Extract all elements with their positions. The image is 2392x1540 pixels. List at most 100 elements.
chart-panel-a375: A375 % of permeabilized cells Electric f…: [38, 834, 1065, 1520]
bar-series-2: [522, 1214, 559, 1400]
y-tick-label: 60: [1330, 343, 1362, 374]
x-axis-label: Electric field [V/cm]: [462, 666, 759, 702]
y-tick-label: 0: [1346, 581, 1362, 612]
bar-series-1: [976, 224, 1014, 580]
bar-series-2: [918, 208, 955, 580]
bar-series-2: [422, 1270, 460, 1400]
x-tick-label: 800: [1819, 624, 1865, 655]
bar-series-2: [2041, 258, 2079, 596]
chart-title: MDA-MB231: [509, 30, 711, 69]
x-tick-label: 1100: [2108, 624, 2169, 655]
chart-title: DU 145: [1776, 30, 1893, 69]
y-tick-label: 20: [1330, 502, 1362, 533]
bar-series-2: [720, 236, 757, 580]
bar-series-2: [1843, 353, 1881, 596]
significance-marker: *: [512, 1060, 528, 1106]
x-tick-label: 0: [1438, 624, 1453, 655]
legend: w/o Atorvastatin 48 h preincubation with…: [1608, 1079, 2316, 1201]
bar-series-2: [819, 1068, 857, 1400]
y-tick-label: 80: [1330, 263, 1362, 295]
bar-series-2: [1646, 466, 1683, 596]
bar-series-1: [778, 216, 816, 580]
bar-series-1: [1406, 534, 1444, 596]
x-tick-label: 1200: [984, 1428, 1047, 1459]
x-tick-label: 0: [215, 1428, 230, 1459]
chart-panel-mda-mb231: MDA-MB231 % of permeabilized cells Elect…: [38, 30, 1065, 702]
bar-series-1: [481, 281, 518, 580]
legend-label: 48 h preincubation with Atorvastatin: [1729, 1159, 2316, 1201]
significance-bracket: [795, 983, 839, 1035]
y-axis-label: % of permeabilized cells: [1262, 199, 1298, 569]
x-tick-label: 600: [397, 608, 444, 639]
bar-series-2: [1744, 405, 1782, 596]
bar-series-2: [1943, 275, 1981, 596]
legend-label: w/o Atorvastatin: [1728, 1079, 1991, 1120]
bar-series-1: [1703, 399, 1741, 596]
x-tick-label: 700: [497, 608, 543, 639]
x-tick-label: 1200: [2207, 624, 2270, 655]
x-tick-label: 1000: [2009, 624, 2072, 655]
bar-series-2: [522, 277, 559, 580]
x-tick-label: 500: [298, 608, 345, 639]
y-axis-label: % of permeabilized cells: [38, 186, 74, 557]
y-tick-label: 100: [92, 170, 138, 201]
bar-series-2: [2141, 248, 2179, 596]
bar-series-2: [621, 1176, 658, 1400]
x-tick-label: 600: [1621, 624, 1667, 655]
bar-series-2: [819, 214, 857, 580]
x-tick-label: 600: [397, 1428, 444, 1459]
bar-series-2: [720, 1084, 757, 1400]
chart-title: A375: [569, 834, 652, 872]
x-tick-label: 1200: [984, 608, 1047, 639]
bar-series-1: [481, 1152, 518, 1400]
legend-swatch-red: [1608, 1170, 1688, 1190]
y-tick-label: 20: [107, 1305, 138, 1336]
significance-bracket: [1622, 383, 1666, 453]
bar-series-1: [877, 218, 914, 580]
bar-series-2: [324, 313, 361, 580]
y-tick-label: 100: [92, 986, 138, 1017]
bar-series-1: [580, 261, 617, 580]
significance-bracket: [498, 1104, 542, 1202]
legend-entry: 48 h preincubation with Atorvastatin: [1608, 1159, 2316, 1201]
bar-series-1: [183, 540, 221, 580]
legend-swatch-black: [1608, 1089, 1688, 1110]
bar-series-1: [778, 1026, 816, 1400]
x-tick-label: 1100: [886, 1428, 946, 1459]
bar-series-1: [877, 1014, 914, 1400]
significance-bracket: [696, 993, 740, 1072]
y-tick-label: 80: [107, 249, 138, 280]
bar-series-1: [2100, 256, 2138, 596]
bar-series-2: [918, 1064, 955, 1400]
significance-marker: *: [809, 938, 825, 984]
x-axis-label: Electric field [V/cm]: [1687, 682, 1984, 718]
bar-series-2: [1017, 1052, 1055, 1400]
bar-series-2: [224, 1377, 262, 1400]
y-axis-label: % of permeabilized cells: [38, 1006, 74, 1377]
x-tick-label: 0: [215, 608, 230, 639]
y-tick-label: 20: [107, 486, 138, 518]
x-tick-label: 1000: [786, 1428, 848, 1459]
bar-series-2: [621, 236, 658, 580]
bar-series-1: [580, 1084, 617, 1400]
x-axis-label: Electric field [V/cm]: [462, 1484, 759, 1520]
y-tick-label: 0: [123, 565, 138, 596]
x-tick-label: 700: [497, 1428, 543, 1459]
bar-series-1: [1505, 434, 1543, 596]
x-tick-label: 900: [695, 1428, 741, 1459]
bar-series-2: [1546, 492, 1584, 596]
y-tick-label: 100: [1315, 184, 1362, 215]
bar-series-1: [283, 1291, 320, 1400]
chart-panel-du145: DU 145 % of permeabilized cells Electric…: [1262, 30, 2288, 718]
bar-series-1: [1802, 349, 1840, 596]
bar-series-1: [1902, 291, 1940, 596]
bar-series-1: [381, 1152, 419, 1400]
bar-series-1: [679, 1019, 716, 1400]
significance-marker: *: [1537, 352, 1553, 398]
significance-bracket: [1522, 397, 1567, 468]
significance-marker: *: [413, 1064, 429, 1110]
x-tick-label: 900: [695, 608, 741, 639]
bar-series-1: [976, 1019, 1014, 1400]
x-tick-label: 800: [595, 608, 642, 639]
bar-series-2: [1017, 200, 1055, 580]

Your assignment ▸ How many lines in the records hold the string "significance"? Reply with the number alone.

Task response ▸ 9